The exercise
Tell how many lines in the data below include the word "Favorites". The answer is the number only.

Record set
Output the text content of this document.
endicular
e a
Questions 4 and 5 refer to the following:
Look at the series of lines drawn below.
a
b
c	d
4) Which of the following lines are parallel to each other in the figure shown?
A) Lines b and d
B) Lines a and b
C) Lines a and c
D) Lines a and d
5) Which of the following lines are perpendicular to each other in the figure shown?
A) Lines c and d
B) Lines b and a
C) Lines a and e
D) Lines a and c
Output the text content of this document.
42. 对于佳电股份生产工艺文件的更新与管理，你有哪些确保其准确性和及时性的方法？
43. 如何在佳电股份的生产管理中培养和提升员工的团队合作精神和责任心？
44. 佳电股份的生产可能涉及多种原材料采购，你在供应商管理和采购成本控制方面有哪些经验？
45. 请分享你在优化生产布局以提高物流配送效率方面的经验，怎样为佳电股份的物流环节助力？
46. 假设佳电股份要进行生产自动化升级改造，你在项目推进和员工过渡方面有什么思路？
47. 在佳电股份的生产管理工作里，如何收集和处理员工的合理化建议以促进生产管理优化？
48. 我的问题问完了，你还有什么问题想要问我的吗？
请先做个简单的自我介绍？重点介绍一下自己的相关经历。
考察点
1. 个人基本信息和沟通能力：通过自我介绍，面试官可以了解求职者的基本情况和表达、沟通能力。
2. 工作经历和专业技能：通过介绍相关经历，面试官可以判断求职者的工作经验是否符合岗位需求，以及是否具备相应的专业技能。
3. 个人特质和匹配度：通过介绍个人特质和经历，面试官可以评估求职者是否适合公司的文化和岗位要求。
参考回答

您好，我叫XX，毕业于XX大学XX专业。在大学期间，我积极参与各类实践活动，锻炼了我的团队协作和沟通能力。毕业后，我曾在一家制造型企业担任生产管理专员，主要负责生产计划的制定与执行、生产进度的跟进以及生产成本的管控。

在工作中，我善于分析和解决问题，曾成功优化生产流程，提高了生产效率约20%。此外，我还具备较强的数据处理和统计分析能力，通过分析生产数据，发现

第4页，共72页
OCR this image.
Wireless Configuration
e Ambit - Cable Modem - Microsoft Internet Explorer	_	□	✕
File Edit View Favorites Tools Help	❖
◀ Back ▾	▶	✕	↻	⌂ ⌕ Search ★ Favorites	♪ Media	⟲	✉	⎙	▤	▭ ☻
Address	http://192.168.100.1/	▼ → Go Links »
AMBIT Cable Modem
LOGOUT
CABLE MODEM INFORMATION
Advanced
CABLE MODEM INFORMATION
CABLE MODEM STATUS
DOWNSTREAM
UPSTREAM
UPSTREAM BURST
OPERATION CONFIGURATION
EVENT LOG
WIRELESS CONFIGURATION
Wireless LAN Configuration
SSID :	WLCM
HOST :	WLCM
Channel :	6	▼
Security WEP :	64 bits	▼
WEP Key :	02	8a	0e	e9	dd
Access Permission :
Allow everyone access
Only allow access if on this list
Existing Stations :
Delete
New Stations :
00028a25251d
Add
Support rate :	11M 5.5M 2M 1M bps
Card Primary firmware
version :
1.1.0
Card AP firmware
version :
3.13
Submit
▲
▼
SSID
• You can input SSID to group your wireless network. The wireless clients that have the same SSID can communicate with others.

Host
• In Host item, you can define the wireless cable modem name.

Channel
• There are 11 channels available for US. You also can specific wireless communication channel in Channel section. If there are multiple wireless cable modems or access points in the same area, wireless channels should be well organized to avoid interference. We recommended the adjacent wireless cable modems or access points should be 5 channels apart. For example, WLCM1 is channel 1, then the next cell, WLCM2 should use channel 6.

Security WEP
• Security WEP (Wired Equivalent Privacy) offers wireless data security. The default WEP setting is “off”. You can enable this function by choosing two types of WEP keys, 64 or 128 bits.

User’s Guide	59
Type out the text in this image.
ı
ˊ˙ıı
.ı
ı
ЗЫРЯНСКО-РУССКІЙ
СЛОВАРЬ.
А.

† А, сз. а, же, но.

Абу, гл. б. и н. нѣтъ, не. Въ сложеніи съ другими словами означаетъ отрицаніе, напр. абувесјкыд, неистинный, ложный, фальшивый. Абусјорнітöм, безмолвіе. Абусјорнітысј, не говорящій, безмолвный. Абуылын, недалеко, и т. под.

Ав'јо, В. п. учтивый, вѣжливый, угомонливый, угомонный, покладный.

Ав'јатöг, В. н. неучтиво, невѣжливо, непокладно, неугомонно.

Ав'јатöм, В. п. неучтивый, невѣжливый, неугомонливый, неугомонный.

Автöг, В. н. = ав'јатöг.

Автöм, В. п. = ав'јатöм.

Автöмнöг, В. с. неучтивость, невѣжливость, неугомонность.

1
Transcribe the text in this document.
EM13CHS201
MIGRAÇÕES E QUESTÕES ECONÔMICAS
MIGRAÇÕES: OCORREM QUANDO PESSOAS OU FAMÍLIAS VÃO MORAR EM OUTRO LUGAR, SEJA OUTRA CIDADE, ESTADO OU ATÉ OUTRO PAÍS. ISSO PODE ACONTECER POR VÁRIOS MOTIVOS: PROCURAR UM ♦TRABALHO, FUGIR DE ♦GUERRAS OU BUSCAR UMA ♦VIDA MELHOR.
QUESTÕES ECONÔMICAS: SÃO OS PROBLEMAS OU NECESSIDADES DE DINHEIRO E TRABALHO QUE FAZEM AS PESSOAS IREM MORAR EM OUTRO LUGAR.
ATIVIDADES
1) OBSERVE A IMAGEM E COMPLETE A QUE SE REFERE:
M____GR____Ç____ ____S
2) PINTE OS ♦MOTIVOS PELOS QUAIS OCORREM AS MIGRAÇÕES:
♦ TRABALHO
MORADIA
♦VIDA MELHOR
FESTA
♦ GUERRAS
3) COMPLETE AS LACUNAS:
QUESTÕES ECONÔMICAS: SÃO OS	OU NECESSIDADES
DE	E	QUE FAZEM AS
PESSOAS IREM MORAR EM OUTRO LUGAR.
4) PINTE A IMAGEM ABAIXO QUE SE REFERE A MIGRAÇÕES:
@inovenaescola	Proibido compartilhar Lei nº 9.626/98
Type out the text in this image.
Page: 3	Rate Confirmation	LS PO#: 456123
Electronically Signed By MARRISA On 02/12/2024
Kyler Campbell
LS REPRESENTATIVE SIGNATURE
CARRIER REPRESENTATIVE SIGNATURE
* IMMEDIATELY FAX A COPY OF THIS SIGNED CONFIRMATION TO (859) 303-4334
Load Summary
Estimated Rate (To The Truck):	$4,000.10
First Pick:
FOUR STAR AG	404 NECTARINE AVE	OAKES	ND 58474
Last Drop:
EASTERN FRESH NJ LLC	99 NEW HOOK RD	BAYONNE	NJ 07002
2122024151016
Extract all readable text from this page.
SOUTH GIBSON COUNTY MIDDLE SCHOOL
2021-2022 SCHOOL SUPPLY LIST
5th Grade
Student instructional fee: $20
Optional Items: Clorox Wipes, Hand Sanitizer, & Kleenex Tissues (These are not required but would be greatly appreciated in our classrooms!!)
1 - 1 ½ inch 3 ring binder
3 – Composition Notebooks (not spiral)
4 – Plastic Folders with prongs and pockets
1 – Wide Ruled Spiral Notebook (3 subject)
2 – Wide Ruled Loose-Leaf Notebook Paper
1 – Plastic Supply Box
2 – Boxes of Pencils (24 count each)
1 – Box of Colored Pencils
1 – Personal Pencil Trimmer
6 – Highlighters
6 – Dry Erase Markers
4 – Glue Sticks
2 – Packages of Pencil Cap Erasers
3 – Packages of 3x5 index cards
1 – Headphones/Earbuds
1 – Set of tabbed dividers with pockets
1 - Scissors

Result of this exercise
2